### [Objective]
Output every line below without omitting or altering anything.

### [Data rows]

--------------------

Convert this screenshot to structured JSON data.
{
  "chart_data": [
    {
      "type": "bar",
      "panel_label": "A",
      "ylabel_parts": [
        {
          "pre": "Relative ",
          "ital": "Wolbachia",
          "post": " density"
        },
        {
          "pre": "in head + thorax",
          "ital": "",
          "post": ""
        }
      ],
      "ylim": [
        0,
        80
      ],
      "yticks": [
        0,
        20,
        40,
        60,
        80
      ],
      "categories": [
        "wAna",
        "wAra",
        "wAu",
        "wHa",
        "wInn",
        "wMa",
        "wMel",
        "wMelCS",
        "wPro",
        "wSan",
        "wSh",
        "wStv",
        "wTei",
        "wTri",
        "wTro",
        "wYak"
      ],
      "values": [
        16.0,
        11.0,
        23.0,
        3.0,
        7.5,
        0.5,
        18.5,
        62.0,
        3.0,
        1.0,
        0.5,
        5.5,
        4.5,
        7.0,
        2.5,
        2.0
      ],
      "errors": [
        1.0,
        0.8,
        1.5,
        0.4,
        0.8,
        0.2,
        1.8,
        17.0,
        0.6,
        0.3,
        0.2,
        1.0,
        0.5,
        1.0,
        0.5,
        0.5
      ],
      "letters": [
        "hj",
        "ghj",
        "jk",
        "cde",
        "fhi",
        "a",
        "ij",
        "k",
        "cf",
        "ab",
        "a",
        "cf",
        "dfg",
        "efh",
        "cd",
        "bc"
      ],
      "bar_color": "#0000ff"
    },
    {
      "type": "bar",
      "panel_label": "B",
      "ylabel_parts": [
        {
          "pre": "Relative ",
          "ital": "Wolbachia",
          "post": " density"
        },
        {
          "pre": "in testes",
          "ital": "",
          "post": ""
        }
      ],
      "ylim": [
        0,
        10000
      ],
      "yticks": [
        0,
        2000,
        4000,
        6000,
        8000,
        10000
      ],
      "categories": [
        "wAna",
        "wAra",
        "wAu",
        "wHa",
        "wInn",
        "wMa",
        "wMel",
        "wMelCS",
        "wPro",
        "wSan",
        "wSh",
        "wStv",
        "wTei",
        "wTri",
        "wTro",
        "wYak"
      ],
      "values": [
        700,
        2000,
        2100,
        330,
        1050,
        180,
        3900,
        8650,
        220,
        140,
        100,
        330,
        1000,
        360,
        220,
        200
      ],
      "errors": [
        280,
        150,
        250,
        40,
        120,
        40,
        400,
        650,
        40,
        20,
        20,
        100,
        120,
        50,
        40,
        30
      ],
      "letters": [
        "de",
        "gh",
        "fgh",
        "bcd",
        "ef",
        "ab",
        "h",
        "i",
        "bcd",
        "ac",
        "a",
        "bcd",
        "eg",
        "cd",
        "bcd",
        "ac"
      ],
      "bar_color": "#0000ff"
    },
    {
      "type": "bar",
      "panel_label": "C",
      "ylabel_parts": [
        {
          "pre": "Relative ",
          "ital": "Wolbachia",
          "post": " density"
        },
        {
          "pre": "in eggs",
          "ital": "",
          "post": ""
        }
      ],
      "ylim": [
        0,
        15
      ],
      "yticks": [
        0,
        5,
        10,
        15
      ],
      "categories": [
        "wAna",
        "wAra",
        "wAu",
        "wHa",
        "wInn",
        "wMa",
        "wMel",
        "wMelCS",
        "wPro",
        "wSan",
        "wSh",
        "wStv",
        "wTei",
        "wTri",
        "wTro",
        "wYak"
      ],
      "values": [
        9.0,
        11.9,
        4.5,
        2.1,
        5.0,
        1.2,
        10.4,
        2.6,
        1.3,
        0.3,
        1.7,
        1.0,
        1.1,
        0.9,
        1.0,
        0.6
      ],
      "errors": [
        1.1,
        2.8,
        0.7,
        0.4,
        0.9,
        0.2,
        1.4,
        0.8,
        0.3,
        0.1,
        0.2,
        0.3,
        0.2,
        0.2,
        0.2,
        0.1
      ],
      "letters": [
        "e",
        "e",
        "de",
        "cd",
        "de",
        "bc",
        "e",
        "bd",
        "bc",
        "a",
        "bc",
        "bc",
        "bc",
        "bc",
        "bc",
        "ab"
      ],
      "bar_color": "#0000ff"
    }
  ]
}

--------------------

### [Written answer]
Convert this screenshot to structured JSON data.
{
  "chart_data": [
    {
      "type": "bar",
      "panel_label": "A",
      "ylabel_parts": [
        {
          "pre": "Relative ",
          "ital": "Wolbachia",
          "post": " density"
        },
        {
          "pre": "in head + thorax",
          "ital": "",
          "post": ""
        }
      ],
      "ylim": [
        0,
        80
      ],
      "yticks": [
        0,
        20,
        40,
        60,
        80
      ],
      "categories": [
        "wAna",
        "wAra",
        "wAu",
        "wHa",
        "wInn",
        "wMa",
        "wMel",
        "wMelCS",
        "wPro",
        "wSan",
        "wSh",
        "wStv",
        "wTei",
        "wTri",
        "wTro",
        "wYak"
      ],
      "values": [
        16.0,
        11.0,
        23.0,
        3.0,
        7.5,
        0.5,
        18.5,
        62.0,
        3.0,
        1.0,
        0.5,
        5.5,
        4.5,
        7.0,
        2.5,
        2.0
      ],
      "errors": [
        1.0,
        0.8,
        1.5,
        0.4,
        0.8,
        0.2,
        1.8,
        17.0,
        0.6,
        0.3,
        0.2,
        1.0,
        0.5,
        1.0,
        0.5,
        0.5
      ],
      "letters": [
        "hj",
        "ghj",
        "jk",
        "cde",
        "fhi",
        "a",
        "ij",
        "k",
        "cf",
        "ab",
        "a",
        "cf",
        "dfg",
        "efh",
        "cd",
        "bc"
      ],
      "bar_color": "#0000ff"
    },
    {
      "type": "bar",
      "panel_label": "B",
      "ylabel_parts": [
        {
          "pre": "Relative ",
          "ital": "Wolbachia",
          "post": " density"
        },
        {
          "pre": "in testes",
          "ital": "",
          "post": ""
        }
      ],
      "ylim": [
        0,
        10000
      ],
      "yticks": [
        0,
        2000,
        4000,
        6000,
        8000,
        10000
      ],
      "categories": [
        "wAna",
        "wAra",
        "wAu",
        "wHa",
        "wInn",
        "wMa",
        "wMel",
        "wMelCS",
        "wPro",
        "wSan",
        "wSh",
        "wStv",
        "wTei",
        "wTri",
        "wTro",
        "wYak"
      ],
      "values": [
        700,
        2000,
        2100,
        330,
        1050,
        180,
        3900,
        8650,
        220,
        140,
        100,
        330,
        1000,
        360,
        220,
        200
      ],
      "errors": [
        280,
        150,
        250,
        40,
        120,
        40,
        400,
        650,
        40,
        20,
        20,
        100,
        120,
        50,
        40,
        30
      ],
      "letters": [
        "de",
        "gh",
        "fgh",
        "bcd",
        "ef",
        "ab",
        "h",
        "i",
        "bcd",
        "ac",
        "a",
        "bcd",
        "eg",
        "cd",
        "bcd",
        "ac"
      ],
      "bar_color": "#0000ff"
    },
    {
      "type": "bar",
      "panel_label": "C",
      "ylabel_parts": [
        {
          "pre": "Relative ",
          "ital": "Wolbachia",
          "post": " density"
        },
        {
          "pre": "in eggs",
          "ital": "",
          "post": ""
        }
      ],
      "ylim": [
        0,
        15
      ],
      "yticks": [
        0,
        5,
        10,
        15
      ],
      "categories": [
        "wAna",
        "wAra",
        "wAu",
        "wHa",
        "wInn",
        "wMa",
        "wMel",
        "wMelCS",
        "wPro",
        "wSan",
        "wSh",
        "wStv",
        "wTei",
        "wTri",
        "wTro",
        "wYak"
      ],
      "values": [
        9.0,
        11.9,
        4.5,
        2.1,
        5.0,
        1.2,
        10.4,
        2.6,
        1.3,
        0.3,
        1.7,
        1.0,
        1.1,
        0.9,
        1.0,
        0.6
      ],
      "errors": [
        1.1,
        2.8,
        0.7,
        0.4,
        0.9,
        0.2,
        1.4,
        0.8,
        0.3,
        0.1,
        0.2,
        0.3,
        0.2,
        0.2,
        0.2,
        0.1
      ],
      "letters": [
        "e",
        "e",
        "de",
        "cd",
        "de",
        "bc",
        "e",
        "bd",
        "bc",
        "a",
        "bc",
        "bc",
        "bc",
        "bc",
        "bc",
        "ab"
      ],
      "bar_color": "#0000ff"
    }
  ]
}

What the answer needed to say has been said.